Rows from a dataset:
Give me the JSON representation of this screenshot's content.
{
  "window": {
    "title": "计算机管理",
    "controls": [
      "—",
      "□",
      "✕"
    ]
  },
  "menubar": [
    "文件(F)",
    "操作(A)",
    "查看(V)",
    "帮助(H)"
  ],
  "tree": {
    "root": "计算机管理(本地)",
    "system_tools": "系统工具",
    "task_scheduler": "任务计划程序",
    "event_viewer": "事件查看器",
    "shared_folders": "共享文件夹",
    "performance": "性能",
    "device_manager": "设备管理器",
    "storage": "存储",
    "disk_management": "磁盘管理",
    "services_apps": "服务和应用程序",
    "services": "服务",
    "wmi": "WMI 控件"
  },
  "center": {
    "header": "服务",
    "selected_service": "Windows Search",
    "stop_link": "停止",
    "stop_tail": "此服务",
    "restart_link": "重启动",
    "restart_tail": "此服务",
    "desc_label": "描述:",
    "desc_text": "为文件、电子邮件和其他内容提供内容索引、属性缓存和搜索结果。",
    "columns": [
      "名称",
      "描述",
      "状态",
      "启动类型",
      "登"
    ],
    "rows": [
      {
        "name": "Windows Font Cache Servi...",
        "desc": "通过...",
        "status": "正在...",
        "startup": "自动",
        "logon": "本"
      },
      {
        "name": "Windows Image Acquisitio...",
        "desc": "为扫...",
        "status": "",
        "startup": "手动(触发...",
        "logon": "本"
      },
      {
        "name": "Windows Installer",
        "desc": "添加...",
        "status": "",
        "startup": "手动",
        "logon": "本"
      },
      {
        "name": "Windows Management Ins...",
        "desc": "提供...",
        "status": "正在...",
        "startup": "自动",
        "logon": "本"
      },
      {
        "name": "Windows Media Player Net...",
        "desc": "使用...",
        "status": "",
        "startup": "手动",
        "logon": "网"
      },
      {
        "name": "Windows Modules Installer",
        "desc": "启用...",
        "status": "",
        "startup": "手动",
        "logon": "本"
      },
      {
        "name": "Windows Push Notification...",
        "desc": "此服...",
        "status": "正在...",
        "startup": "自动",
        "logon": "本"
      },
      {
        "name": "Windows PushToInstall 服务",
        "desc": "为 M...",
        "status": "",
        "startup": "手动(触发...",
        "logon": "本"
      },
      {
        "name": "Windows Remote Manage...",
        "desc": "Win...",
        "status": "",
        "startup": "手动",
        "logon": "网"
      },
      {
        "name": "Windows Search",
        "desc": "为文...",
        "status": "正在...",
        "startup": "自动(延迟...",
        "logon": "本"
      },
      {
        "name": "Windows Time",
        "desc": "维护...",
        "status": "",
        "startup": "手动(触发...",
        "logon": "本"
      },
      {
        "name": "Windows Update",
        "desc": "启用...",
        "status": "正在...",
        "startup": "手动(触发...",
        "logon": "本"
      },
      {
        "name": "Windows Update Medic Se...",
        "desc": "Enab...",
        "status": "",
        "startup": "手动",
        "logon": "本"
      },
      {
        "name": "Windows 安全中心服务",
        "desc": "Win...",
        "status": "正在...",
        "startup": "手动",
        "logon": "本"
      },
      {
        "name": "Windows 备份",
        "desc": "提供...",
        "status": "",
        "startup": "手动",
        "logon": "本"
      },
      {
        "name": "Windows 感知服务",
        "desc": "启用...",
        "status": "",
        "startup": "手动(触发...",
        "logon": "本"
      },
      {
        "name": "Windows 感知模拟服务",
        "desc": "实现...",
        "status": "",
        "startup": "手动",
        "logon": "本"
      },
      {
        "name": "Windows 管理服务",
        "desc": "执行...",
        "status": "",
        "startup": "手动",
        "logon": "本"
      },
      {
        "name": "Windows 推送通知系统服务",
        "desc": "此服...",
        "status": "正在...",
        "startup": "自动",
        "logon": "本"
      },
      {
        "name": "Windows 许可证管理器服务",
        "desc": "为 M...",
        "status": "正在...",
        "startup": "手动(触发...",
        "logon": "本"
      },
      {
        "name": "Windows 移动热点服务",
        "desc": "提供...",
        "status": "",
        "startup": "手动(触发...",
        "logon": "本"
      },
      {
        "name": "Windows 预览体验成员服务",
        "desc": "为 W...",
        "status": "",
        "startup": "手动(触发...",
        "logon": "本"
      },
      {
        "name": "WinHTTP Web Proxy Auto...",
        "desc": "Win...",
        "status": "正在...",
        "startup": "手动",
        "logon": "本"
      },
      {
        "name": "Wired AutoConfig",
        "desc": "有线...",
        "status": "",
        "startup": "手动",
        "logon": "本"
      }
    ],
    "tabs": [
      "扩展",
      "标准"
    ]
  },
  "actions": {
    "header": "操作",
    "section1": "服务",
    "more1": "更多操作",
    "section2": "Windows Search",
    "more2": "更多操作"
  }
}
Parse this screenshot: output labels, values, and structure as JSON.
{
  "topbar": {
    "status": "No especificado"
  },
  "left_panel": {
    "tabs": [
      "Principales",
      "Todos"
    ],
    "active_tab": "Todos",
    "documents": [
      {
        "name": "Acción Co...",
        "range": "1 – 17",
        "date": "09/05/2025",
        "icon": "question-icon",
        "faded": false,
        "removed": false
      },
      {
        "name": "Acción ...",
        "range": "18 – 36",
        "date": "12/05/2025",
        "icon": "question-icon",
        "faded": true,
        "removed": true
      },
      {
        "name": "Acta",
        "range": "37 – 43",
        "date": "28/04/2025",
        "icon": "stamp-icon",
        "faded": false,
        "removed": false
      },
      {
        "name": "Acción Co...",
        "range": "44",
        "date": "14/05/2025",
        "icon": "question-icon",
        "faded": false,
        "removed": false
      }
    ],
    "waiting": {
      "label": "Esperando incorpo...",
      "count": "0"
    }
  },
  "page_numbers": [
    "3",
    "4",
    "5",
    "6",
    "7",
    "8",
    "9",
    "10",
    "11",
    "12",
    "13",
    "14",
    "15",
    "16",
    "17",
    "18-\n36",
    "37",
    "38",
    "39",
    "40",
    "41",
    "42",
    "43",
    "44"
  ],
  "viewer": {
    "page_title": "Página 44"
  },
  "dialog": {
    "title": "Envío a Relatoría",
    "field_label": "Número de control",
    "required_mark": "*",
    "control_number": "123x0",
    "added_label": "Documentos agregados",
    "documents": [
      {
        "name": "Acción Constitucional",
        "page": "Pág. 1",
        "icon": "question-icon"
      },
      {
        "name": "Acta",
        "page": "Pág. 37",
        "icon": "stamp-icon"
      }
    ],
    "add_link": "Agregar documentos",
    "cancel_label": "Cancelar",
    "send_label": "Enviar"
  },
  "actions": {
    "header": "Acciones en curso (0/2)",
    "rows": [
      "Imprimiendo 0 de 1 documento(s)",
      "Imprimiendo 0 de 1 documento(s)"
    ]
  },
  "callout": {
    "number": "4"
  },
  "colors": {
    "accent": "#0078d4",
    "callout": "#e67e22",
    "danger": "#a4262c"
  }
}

**DESCRIPTION OF THE TASK:**
Quote the entire listing above exactly.

**FINAL RESULT:**
Give me the JSON representation of this screenshot's content.
{
  "window": {
    "title": "计算机管理",
    "controls": [
      "—",
      "□",
      "✕"
    ]
  },
  "menubar": [
    "文件(F)",
    "操作(A)",
    "查看(V)",
    "帮助(H)"
  ],
  "tree": {
    "root": "计算机管理(本地)",
    "system_tools": "系统工具",
    "task_scheduler": "任务计划程序",
    "event_viewer": "事件查看器",
    "shared_folders": "共享文件夹",
    "performance": "性能",
    "device_manager": "设备管理器",
    "storage": "存储",
    "disk_management": "磁盘管理",
    "services_apps": "服务和应用程序",
    "services": "服务",
    "wmi": "WMI 控件"
  },
  "center": {
    "header": "服务",
    "selected_service": "Windows Search",
    "stop_link": "停止",
    "stop_tail": "此服务",
    "restart_link": "重启动",
    "restart_tail": "此服务",
    "desc_label": "描述:",
    "desc_text": "为文件、电子邮件和其他内容提供内容索引、属性缓存和搜索结果。",
    "columns": [
      "名称",
      "描述",
      "状态",
      "启动类型",
      "登"
    ],
    "rows": [
      {
        "name": "Windows Font Cache Servi...",
        "desc": "通过...",
        "status": "正在...",
        "startup": "自动",
        "logon": "本"
      },
      {
        "name": "Windows Image Acquisitio...",
        "desc": "为扫...",
        "status": "",
        "startup": "手动(触发...",
        "logon": "本"
      },
      {
        "name": "Windows Installer",
        "desc": "添加...",
        "status": "",
        "startup": "手动",
        "logon": "本"
      },
      {
        "name": "Windows Management Ins...",
        "desc": "提供...",
        "status": "正在...",
        "startup": "自动",
        "logon": "本"
      },
      {
        "name": "Windows Media Player Net...",
        "desc": "使用...",
        "status": "",
        "startup": "手动",
        "logon": "网"
      },
      {
        "name": "Windows Modules Installer",
        "desc": "启用...",
        "status": "",
        "startup": "手动",
        "logon": "本"
      },
      {
        "name": "Windows Push Notification...",
        "desc": "此服...",
        "status": "正在...",
        "startup": "自动",
        "logon": "本"
      },
      {
        "name": "Windows PushToInstall 服务",
        "desc": "为 M...",
        "status": "",
        "startup": "手动(触发...",
        "logon": "本"
      },
      {
        "name": "Windows Remote Manage...",
        "desc": "Win...",
        "status": "",
        "startup": "手动",
        "logon": "网"
      },
      {
        "name": "Windows Search",
        "desc": "为文...",
        "status": "正在...",
        "startup": "自动(延迟...",
        "logon": "本"
      },
      {
        "name": "Windows Time",
        "desc": "维护...",
        "status": "",
        "startup": "手动(触发...",
        "logon": "本"
      },
      {
        "name": "Windows Update",
        "desc": "启用...",
        "status": "正在...",
        "startup": "手动(触发...",
        "logon": "本"
      },
      {
        "name": "Windows Update Medic Se...",
        "desc": "Enab...",
        "status": "",
        "startup": "手动",
        "logon": "本"
      },
      {
        "name": "Windows 安全中心服务",
        "desc": "Win...",
        "status": "正在...",
        "startup": "手动",
        "logon": "本"
      },
      {
        "name": "Windows 备份",
        "desc": "提供...",
        "status": "",
        "startup": "手动",
        "logon": "本"
      },
      {
        "name": "Windows 感知服务",
        "desc": "启用...",
        "status": "",
        "startup": "手动(触发...",
        "logon": "本"
      },
      {
        "name": "Windows 感知模拟服务",
        "desc": "实现...",
        "status": "",
        "startup": "手动",
        "logon": "本"
      },
      {
        "name": "Windows 管理服务",
        "desc": "执行...",
        "status": "",
        "startup": "手动",
        "logon": "本"
      },
      {
        "name": "Windows 推送通知系统服务",
        "desc": "此服...",
        "status": "正在...",
        "startup": "自动",
        "logon": "本"
      },
      {
        "name": "Windows 许可证管理器服务",
        "desc": "为 M...",
        "status": "正在...",
        "startup": "手动(触发...",
        "logon": "本"
      },
      {
        "name": "Windows 移动热点服务",
        "desc": "提供...",
        "status": "",
        "startup": "手动(触发...",
        "logon": "本"
      },
      {
        "name": "Windows 预览体验成员服务",
        "desc": "为 W...",
        "status": "",
        "startup": "手动(触发...",
        "logon": "本"
      },
      {
        "name": "WinHTTP Web Proxy Auto...",
        "desc": "Win...",
        "status": "正在...",
        "startup": "手动",
        "logon": "本"
      },
      {
        "name": "Wired AutoConfig",
        "desc": "有线...",
        "status": "",
        "startup": "手动",
        "logon": "本"
      }
    ],
    "tabs": [
      "扩展",
      "标准"
    ]
  },
  "actions": {
    "header": "操作",
    "section1": "服务",
    "more1": "更多操作",
    "section2": "Windows Search",
    "more2": "更多操作"
  }
}
Parse this screenshot: output labels, values, and structure as JSON.
{
  "topbar": {
    "status": "No especificado"
  },
  "left_panel": {
    "tabs": [
      "Principales",
      "Todos"
    ],
    "active_tab": "Todos",
    "documents": [
      {
        "name": "Acción Co...",
        "range": "1 – 17",
        "date": "09/05/2025",
        "icon": "question-icon",
        "faded": false,
        "removed": false
      },
      {
        "name": "Acción ...",
        "range": "18 – 36",
        "date": "12/05/2025",
        "icon": "question-icon",
        "faded": true,
        "removed": true
      },
      {
        "name": "Acta",
        "range": "37 – 43",
        "date": "28/04/2025",
        "icon": "stamp-icon",
        "faded": false,
        "removed": false
      },
      {
        "name": "Acción Co...",
        "range": "44",
        "date": "14/05/2025",
        "icon": "question-icon",
        "faded": false,
        "removed": false
      }
    ],
    "waiting": {
      "label": "Esperando incorpo...",
      "count": "0"
    }
  },
  "page_numbers": [
    "3",
    "4",
    "5",
    "6",
    "7",
    "8",
    "9",
    "10",
    "11",
    "12",
    "13",
    "14",
    "15",
    "16",
    "17",
    "18-\n36",
    "37",
    "38",
    "39",
    "40",
    "41",
    "42",
    "43",
    "44"
  ],
  "viewer": {
    "page_title": "Página 44"
  },
  "dialog": {
    "title": "Envío a Relatoría",
    "field_label": "Número de control",
    "required_mark": "*",
    "control_number": "123x0",
    "added_label": "Documentos agregados",
    "documents": [
      {
        "name": "Acción Constitucional",
        "page": "Pág. 1",
        "icon": "question-icon"
      },
      {
        "name": "Acta",
        "page": "Pág. 37",
        "icon": "stamp-icon"
      }
    ],
    "add_link": "Agregar documentos",
    "cancel_label": "Cancelar",
    "send_label": "Enviar"
  },
  "actions": {
    "header": "Acciones en curso (0/2)",
    "rows": [
      "Imprimiendo 0 de 1 documento(s)",
      "Imprimiendo 0 de 1 documento(s)"
    ]
  },
  "callout": {
    "number": "4"
  },
  "colors": {
    "accent": "#0078d4",
    "callout": "#e67e22",
    "danger": "#a4262c"
  }
}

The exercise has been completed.